EXTRACTED DATA
________________________

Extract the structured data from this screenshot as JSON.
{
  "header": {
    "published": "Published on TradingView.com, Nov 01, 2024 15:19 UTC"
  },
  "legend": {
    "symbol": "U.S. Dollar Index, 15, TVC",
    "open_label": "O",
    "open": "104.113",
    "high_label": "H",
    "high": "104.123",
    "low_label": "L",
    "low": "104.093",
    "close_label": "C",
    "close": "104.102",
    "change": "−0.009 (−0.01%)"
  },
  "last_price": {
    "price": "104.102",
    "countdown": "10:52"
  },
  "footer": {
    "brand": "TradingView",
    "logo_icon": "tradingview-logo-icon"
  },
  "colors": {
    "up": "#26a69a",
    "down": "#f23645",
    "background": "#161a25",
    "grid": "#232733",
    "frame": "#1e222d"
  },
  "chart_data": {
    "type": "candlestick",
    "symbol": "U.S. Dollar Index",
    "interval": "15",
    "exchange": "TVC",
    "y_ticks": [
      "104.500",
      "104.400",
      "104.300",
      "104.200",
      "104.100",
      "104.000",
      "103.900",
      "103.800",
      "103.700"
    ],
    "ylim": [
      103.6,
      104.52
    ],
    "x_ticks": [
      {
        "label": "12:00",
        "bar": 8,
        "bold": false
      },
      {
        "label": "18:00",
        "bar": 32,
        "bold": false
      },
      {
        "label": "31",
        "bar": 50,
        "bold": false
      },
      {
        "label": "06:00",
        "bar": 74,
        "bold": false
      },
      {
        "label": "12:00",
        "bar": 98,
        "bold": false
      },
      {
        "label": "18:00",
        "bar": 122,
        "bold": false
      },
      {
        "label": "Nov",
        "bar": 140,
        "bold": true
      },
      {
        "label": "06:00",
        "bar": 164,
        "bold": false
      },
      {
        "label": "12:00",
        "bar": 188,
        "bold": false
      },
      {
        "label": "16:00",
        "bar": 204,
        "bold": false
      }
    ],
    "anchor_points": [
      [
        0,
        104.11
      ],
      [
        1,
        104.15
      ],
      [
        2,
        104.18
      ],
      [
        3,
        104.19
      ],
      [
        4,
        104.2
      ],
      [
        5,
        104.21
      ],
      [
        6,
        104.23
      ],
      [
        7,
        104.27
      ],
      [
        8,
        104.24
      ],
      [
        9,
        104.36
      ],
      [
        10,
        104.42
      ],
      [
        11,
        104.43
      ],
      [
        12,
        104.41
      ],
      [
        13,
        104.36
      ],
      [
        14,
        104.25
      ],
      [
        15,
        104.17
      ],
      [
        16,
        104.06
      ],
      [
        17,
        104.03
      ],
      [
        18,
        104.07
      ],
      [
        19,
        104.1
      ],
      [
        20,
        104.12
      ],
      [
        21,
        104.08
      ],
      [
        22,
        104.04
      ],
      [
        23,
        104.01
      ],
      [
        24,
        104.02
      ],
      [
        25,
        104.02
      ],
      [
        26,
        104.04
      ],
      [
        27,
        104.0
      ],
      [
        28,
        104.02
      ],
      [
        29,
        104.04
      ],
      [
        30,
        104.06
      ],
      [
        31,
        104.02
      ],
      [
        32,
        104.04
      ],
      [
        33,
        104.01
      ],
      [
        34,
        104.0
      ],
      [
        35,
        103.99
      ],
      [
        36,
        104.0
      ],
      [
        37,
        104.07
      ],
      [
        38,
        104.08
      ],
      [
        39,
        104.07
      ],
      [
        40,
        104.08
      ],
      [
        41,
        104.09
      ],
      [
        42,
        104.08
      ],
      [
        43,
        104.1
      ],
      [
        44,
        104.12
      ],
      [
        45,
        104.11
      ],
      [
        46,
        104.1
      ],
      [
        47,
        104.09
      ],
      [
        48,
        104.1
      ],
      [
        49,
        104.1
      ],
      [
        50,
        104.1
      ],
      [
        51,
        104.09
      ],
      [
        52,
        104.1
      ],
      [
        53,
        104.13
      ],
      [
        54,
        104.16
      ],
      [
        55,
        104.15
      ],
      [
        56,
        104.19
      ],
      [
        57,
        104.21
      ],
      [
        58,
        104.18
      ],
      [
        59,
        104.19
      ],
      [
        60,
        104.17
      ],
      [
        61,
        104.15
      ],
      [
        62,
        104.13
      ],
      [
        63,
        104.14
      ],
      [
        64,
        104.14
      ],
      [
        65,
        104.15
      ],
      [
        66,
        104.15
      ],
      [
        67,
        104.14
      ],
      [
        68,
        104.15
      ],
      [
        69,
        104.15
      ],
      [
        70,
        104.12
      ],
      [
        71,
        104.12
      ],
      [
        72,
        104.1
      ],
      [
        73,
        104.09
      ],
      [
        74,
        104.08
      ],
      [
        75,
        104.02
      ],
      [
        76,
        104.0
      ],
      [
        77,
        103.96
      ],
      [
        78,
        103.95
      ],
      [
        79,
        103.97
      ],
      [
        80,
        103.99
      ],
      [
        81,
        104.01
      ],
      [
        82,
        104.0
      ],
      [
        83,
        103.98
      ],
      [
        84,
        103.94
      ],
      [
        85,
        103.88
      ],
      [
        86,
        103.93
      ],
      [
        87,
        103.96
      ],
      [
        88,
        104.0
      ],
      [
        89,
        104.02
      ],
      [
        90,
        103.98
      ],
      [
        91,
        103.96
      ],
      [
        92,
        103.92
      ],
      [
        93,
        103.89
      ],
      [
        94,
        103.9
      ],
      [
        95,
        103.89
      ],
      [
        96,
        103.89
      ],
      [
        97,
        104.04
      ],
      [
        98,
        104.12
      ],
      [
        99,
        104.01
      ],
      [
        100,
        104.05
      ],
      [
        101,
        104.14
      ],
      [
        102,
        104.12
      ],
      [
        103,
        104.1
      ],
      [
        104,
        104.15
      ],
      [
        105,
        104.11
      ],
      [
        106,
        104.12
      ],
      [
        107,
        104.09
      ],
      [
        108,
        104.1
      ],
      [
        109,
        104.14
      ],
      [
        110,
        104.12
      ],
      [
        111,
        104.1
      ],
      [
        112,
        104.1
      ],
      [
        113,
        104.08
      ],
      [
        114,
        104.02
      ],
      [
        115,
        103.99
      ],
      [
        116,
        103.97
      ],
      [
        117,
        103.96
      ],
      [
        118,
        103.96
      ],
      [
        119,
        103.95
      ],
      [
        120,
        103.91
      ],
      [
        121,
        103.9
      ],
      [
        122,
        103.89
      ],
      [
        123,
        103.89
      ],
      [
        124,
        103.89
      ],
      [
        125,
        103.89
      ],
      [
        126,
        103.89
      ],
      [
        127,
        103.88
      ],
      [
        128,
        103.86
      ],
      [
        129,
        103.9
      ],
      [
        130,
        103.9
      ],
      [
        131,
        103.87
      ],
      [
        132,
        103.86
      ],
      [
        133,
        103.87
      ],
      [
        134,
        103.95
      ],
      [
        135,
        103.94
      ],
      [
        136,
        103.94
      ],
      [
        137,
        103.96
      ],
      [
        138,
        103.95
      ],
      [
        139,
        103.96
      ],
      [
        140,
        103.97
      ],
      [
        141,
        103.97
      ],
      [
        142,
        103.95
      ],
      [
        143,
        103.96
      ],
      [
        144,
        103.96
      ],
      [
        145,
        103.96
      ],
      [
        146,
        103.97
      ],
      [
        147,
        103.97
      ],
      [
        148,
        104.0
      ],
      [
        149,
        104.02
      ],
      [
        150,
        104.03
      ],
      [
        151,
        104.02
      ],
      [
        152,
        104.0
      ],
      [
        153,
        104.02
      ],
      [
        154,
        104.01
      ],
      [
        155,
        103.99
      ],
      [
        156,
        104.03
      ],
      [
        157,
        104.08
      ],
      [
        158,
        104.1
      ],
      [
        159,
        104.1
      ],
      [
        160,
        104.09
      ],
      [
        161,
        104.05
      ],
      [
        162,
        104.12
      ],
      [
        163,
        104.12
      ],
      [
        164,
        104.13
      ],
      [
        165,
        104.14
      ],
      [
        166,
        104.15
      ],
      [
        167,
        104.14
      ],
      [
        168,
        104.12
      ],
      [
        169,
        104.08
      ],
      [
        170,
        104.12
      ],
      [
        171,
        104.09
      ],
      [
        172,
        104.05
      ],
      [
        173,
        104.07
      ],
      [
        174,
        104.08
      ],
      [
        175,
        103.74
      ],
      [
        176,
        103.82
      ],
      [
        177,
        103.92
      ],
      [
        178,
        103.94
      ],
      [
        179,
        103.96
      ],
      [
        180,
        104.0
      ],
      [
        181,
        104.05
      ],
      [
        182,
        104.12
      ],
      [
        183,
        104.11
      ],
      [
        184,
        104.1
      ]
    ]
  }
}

________________________

GIVEN PROBLEM
Check each line of the records for the word "symbol", and show the lines that contain it.

ANSWER TO THE PROBLEM
    "symbol": "U.S. Dollar Index, 15, TVC",
    "symbol": "U.S. Dollar Index",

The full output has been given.